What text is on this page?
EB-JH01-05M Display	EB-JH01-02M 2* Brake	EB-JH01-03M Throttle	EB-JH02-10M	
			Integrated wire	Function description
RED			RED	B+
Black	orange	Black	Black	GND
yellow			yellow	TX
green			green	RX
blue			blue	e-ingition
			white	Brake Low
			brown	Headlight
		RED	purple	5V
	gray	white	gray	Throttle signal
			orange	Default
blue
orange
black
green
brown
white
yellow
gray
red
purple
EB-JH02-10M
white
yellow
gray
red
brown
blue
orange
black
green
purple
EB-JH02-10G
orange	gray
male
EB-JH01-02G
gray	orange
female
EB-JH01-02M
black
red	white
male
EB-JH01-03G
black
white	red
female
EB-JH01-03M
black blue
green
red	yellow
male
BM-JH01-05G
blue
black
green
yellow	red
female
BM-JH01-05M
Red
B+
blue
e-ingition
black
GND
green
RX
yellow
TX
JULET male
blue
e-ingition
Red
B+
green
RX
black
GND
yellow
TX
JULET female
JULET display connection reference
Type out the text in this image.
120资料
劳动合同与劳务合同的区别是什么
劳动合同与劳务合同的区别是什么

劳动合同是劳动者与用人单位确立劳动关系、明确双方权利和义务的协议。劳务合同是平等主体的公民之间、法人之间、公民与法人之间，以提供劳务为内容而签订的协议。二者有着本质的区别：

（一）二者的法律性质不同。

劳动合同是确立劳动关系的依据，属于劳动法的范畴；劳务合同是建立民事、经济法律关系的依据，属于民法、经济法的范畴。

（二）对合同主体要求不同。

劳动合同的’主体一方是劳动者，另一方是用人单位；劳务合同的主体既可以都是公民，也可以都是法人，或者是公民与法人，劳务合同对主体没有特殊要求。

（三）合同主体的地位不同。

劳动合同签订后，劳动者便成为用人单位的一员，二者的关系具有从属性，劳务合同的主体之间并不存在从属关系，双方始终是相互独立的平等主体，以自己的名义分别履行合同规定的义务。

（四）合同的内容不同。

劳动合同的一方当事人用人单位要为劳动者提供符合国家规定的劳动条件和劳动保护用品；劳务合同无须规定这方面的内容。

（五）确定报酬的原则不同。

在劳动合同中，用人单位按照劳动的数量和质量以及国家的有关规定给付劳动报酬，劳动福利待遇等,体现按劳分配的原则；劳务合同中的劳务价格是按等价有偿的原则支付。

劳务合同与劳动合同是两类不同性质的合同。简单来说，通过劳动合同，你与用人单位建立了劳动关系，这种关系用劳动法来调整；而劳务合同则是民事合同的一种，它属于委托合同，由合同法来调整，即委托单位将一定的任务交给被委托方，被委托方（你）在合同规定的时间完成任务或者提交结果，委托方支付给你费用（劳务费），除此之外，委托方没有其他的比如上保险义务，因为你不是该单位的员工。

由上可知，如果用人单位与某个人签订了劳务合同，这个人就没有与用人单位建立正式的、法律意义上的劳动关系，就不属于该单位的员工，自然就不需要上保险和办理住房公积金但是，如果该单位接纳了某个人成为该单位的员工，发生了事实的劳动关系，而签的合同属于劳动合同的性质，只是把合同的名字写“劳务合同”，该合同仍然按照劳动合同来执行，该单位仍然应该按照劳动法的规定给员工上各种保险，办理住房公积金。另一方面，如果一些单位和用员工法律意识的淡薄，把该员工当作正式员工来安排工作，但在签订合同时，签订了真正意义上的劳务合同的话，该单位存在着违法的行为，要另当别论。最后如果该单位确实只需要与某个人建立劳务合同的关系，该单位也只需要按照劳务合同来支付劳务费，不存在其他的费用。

:: Task goal ::
Looking at the records above, report how many lines contain the word "white". Answer with the number only.

:: Result of the exercise ::
6